__REQUIREMENT__: Reproduce the material in full, unchanged.

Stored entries
────────────────

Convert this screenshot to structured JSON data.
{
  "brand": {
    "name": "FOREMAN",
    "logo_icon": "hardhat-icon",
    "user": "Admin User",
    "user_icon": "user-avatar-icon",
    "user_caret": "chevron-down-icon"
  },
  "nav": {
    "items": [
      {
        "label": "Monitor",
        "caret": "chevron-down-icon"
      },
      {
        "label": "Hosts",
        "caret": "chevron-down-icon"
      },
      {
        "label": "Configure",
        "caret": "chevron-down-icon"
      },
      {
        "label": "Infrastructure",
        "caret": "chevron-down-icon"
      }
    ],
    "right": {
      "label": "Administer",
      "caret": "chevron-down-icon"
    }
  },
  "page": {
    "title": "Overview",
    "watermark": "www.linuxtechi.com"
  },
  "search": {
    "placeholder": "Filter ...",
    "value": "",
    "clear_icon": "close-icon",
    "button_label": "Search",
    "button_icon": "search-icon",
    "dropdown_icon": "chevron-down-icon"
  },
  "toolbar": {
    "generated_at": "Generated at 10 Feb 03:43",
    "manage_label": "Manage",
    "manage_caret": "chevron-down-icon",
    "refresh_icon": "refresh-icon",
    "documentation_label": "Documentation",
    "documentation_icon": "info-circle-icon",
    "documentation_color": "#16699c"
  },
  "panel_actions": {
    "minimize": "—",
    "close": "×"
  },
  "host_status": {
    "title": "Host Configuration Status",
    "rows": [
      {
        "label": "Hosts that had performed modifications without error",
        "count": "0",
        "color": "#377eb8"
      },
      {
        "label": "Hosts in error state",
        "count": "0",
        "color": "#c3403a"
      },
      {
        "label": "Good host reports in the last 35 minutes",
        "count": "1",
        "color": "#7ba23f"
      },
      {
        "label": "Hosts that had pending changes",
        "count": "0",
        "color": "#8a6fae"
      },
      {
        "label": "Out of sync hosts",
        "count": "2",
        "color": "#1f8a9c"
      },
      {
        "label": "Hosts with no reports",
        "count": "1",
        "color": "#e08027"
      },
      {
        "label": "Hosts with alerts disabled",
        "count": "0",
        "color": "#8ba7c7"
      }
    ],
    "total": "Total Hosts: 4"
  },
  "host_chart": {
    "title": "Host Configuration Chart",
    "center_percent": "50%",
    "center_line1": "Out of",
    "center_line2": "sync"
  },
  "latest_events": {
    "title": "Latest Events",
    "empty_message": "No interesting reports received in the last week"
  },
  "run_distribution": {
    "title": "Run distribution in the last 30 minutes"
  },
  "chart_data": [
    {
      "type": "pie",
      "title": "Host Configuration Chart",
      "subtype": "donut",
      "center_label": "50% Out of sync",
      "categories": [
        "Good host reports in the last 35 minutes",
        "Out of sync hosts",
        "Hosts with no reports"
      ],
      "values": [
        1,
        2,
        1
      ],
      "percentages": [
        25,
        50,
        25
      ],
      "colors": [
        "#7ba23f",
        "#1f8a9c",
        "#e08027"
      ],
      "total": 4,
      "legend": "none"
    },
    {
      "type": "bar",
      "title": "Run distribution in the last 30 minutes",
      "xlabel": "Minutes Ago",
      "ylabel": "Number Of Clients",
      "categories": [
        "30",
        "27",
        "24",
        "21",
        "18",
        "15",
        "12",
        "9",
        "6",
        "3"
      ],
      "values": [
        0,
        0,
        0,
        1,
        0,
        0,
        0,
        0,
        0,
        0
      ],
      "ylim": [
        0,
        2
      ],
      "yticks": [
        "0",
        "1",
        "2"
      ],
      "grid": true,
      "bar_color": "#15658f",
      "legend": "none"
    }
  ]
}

────────────────

__SOLVED EXERCISE__:
Convert this screenshot to structured JSON data.
{
  "brand": {
    "name": "FOREMAN",
    "logo_icon": "hardhat-icon",
    "user": "Admin User",
    "user_icon": "user-avatar-icon",
    "user_caret": "chevron-down-icon"
  },
  "nav": {
    "items": [
      {
        "label": "Monitor",
        "caret": "chevron-down-icon"
      },
      {
        "label": "Hosts",
        "caret": "chevron-down-icon"
      },
      {
        "label": "Configure",
        "caret": "chevron-down-icon"
      },
      {
        "label": "Infrastructure",
        "caret": "chevron-down-icon"
      }
    ],
    "right": {
      "label": "Administer",
      "caret": "chevron-down-icon"
    }
  },
  "page": {
    "title": "Overview",
    "watermark": "www.linuxtechi.com"
  },
  "search": {
    "placeholder": "Filter ...",
    "value": "",
    "clear_icon": "close-icon",
    "button_label": "Search",
    "button_icon": "search-icon",
    "dropdown_icon": "chevron-down-icon"
  },
  "toolbar": {
    "generated_at": "Generated at 10 Feb 03:43",
    "manage_label": "Manage",
    "manage_caret": "chevron-down-icon",
    "refresh_icon": "refresh-icon",
    "documentation_label": "Documentation",
    "documentation_icon": "info-circle-icon",
    "documentation_color": "#16699c"
  },
  "panel_actions": {
    "minimize": "—",
    "close": "×"
  },
  "host_status": {
    "title": "Host Configuration Status",
    "rows": [
      {
        "label": "Hosts that had performed modifications without error",
        "count": "0",
        "color": "#377eb8"
      },
      {
        "label": "Hosts in error state",
        "count": "0",
        "color": "#c3403a"
      },
      {
        "label": "Good host reports in the last 35 minutes",
        "count": "1",
        "color": "#7ba23f"
      },
      {
        "label": "Hosts that had pending changes",
        "count": "0",
        "color": "#8a6fae"
      },
      {
        "label": "Out of sync hosts",
        "count": "2",
        "color": "#1f8a9c"
      },
      {
        "label": "Hosts with no reports",
        "count": "1",
        "color": "#e08027"
      },
      {
        "label": "Hosts with alerts disabled",
        "count": "0",
        "color": "#8ba7c7"
      }
    ],
    "total": "Total Hosts: 4"
  },
  "host_chart": {
    "title": "Host Configuration Chart",
    "center_percent": "50%",
    "center_line1": "Out of",
    "center_line2": "sync"
  },
  "latest_events": {
    "title": "Latest Events",
    "empty_message": "No interesting reports received in the last week"
  },
  "run_distribution": {
    "title": "Run distribution in the last 30 minutes"
  },
  "chart_data": [
    {
      "type": "pie",
      "title": "Host Configuration Chart",
      "subtype": "donut",
      "center_label": "50% Out of sync",
      "categories": [
        "Good host reports in the last 35 minutes",
        "Out of sync hosts",
        "Hosts with no reports"
      ],
      "values": [
        1,
        2,
        1
      ],
      "percentages": [
        25,
        50,
        25
      ],
      "colors": [
        "#7ba23f",
        "#1f8a9c",
        "#e08027"
      ],
      "total": 4,
      "legend": "none"
    },
    {
      "type": "bar",
      "title": "Run distribution in the last 30 minutes",
      "xlabel": "Minutes Ago",
      "ylabel": "Number Of Clients",
      "categories": [
        "30",
        "27",
        "24",
        "21",
        "18",
        "15",
        "12",
        "9",
        "6",
        "3"
      ],
      "values": [
        0,
        0,
        0,
        1,
        0,
        0,
        0,
        0,
        0,
        0
      ],
      "ylim": [
        0,
        2
      ],
      "yticks": [
        "0",
        "1",
        "2"
      ],
      "grid": true,
      "bar_color": "#15658f",
      "legend": "none"
    }
  ]
}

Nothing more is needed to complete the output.